Using the listing beneath this task, count the lines with the word "Boxholm" and write only the result.

— begin Entries supplied —

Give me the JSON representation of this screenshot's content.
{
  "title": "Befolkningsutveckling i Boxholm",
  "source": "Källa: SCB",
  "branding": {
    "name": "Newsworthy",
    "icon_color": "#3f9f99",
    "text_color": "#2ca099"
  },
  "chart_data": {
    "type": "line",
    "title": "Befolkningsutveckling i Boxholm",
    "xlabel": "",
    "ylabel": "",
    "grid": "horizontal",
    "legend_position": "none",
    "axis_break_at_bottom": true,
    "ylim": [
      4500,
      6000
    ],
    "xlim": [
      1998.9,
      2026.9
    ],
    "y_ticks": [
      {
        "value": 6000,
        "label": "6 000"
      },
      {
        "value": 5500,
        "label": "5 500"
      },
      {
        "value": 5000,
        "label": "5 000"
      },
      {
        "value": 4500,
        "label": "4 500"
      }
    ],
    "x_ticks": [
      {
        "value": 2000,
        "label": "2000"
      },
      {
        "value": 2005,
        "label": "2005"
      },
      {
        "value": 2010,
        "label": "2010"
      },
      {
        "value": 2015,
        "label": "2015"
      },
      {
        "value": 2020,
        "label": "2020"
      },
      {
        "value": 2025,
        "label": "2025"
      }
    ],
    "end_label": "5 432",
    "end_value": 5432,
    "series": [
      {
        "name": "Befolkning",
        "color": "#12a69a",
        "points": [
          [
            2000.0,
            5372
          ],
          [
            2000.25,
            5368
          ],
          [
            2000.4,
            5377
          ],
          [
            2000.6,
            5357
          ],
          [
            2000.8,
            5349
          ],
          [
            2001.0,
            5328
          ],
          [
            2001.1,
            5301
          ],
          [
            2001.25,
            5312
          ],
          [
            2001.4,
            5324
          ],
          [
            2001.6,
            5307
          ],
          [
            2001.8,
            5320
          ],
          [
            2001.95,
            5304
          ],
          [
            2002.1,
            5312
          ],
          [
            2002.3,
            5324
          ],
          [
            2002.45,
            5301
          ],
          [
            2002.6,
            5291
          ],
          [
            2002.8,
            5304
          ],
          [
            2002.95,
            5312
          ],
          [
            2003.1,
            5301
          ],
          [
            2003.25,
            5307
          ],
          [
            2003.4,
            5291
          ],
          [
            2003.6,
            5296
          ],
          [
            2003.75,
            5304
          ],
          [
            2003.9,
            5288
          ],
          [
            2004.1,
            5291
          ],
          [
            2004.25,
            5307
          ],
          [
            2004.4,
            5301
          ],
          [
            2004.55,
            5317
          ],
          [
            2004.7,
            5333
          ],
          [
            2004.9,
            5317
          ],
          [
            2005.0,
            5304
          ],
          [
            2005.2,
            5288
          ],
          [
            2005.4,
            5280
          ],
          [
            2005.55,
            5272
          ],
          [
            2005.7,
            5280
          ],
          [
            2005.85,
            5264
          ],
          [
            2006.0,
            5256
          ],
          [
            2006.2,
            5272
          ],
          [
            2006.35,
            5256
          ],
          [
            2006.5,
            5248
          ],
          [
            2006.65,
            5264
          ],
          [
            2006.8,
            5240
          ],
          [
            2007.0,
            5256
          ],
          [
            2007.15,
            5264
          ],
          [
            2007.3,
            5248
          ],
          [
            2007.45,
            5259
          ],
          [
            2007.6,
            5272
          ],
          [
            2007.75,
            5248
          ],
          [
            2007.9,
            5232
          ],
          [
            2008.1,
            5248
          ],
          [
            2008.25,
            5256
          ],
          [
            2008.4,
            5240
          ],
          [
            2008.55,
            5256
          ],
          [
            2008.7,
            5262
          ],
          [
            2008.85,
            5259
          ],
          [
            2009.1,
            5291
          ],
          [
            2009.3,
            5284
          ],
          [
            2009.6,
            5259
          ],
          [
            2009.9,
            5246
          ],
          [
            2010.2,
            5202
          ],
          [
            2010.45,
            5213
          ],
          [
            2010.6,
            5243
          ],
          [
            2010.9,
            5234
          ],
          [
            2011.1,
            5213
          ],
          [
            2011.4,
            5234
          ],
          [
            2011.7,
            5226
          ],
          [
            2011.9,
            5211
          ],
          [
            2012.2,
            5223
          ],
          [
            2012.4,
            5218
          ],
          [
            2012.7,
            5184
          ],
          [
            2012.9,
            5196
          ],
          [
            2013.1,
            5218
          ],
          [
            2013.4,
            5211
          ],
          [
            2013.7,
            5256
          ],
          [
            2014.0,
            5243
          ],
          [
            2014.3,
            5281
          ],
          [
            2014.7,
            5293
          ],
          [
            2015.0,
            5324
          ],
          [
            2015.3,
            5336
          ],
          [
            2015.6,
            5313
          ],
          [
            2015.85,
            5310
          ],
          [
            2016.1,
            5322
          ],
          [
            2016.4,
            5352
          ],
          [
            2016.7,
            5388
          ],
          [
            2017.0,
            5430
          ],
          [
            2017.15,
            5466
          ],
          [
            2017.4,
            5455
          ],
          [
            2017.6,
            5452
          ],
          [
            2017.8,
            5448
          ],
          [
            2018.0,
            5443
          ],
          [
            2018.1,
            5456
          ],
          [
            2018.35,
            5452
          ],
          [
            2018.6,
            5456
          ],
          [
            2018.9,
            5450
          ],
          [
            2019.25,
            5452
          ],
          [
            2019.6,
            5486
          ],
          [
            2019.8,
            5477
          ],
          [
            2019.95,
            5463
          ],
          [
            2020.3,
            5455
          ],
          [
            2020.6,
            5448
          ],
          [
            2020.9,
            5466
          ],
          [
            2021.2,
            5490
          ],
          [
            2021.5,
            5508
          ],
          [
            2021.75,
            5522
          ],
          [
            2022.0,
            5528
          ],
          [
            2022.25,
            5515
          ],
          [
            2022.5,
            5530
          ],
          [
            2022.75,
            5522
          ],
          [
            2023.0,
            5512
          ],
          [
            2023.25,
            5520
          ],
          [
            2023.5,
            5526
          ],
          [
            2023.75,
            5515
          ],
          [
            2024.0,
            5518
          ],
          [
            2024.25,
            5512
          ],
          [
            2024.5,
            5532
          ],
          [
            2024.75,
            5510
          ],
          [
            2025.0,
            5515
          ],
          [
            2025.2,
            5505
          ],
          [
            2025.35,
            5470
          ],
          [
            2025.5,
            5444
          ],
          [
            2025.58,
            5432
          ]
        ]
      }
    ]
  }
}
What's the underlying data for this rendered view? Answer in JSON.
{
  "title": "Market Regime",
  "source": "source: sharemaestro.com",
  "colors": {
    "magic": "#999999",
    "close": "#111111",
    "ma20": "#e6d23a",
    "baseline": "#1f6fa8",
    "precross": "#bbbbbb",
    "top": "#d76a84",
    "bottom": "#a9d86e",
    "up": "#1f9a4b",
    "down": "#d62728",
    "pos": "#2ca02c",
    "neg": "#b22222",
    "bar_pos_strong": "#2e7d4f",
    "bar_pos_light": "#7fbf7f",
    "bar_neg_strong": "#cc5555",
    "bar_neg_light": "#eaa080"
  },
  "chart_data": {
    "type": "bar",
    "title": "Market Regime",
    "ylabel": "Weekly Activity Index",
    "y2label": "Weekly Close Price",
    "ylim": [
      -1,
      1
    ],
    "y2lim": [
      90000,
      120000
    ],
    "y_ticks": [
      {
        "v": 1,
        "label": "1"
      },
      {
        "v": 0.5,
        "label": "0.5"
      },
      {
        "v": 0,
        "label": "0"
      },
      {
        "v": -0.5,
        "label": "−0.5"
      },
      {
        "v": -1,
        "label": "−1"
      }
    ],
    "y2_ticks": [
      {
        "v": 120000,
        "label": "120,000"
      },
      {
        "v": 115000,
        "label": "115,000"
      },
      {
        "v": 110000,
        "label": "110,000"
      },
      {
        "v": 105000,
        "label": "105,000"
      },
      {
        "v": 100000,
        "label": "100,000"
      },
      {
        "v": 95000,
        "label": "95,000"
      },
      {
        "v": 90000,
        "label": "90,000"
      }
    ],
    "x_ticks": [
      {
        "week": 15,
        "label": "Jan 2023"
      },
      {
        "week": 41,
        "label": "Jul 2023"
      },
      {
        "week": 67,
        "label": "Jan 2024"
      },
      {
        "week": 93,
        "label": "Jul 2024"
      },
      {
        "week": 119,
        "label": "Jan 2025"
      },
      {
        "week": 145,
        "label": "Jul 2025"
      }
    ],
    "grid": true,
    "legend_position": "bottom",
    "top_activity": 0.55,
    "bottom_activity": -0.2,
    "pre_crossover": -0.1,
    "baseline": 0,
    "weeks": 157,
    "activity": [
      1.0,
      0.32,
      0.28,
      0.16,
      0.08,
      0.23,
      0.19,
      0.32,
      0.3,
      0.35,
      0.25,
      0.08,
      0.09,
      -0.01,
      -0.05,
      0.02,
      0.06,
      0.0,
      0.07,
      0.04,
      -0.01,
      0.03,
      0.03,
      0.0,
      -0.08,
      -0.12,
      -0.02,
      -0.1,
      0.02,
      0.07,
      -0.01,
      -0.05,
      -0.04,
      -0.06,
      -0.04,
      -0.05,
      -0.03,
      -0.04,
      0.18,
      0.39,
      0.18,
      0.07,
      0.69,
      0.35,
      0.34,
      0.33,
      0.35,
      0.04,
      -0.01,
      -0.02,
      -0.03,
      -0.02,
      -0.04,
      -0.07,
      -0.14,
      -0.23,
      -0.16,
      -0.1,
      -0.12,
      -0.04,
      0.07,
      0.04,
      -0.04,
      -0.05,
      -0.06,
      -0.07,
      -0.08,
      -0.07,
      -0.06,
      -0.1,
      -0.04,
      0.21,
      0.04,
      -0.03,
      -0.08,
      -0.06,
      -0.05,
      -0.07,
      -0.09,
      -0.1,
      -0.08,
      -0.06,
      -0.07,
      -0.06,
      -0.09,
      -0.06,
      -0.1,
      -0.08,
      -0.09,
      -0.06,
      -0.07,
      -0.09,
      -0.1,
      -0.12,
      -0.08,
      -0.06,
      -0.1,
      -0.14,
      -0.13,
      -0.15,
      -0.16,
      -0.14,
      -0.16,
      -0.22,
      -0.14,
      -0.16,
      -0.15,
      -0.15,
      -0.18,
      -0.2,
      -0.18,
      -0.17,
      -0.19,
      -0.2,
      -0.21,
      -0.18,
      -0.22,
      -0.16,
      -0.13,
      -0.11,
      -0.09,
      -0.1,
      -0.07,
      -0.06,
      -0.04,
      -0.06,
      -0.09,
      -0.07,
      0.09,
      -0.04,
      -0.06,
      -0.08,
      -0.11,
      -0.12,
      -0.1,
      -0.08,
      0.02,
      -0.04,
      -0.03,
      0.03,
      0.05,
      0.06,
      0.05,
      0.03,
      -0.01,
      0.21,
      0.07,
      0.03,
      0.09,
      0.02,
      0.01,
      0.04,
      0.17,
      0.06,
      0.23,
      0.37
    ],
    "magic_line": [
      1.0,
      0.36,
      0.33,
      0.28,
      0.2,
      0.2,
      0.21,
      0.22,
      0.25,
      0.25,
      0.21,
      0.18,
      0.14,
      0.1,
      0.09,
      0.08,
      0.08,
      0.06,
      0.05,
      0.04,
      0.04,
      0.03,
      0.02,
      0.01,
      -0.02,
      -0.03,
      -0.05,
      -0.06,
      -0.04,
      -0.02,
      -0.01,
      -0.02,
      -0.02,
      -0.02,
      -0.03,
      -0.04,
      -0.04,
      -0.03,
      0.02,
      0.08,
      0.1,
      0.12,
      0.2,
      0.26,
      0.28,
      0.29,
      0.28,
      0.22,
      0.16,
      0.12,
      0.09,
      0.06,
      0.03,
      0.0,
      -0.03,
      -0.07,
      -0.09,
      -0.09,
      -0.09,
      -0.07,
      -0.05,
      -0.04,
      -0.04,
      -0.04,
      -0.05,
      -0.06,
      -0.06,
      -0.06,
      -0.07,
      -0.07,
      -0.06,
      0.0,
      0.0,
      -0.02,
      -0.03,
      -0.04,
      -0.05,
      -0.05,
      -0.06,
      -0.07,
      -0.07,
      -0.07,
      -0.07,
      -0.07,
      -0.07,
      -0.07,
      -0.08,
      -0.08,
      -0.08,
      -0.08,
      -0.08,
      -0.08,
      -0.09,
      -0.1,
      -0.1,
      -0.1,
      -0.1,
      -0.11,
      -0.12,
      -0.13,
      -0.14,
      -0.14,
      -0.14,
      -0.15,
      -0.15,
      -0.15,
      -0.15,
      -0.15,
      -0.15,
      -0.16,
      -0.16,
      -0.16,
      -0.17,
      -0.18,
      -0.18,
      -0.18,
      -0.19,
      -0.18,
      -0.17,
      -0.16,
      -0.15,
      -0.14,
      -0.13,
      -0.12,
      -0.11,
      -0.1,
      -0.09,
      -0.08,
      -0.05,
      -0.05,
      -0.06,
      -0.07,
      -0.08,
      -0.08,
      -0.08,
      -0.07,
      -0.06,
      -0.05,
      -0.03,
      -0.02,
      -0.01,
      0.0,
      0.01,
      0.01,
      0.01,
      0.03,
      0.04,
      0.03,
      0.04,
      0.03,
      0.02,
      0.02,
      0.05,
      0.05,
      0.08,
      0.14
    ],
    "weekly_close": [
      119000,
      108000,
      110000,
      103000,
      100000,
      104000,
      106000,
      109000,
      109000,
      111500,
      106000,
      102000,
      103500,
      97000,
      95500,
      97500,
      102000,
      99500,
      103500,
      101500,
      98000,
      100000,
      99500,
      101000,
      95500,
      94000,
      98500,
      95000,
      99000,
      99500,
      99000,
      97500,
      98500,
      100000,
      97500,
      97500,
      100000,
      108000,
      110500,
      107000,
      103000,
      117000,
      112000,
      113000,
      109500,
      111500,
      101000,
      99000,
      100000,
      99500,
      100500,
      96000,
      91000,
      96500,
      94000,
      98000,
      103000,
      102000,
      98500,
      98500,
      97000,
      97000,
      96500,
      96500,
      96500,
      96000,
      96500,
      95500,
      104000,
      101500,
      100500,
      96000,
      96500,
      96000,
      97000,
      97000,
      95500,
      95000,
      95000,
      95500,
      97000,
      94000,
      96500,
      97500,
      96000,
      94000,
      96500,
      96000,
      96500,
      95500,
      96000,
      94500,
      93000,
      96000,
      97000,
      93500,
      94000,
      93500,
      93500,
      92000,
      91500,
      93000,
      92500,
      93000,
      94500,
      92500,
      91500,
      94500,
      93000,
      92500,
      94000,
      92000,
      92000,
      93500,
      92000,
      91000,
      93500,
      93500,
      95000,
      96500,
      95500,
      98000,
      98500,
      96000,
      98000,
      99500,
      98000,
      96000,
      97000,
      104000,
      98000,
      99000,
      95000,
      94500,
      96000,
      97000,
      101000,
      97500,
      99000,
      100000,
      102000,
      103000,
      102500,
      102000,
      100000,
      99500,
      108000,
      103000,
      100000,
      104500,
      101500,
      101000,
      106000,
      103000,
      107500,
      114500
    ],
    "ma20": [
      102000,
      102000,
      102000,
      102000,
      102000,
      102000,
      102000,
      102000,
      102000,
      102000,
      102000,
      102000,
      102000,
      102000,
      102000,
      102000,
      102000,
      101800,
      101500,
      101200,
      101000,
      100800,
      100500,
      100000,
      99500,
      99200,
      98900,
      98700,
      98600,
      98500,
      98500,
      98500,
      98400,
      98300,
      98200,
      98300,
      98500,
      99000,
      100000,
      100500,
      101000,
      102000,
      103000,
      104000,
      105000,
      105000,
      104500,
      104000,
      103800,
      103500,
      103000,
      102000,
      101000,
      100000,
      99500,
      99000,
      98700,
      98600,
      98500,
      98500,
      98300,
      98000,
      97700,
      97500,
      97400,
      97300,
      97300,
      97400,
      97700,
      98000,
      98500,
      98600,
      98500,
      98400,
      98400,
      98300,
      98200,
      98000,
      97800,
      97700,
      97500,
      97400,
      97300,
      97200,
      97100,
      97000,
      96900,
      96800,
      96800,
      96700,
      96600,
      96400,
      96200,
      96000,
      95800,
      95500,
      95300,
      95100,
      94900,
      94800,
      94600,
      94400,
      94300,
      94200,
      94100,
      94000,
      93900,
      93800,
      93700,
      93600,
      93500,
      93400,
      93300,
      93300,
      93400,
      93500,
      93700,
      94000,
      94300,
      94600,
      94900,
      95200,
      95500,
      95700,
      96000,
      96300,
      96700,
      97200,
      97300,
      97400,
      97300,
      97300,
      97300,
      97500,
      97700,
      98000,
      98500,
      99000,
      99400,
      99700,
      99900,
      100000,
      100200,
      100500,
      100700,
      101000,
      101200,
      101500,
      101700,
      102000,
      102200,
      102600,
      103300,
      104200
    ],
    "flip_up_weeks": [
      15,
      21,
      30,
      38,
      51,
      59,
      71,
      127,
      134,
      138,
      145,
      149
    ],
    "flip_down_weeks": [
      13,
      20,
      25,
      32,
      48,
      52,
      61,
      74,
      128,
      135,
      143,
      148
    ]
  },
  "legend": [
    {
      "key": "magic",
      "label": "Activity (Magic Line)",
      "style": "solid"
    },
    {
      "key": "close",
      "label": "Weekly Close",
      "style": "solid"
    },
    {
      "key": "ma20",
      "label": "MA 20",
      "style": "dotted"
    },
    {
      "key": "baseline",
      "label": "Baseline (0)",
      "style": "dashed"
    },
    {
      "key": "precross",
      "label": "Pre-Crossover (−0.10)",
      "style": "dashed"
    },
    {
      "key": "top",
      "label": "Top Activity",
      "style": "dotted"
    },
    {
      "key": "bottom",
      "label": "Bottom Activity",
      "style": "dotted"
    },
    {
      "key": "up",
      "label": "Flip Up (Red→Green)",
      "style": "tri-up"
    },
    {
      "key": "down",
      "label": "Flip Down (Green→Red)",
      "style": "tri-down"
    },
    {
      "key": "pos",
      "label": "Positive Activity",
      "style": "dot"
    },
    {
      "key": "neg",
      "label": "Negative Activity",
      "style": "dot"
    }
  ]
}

— end Entries supplied —

**Written answer:** 2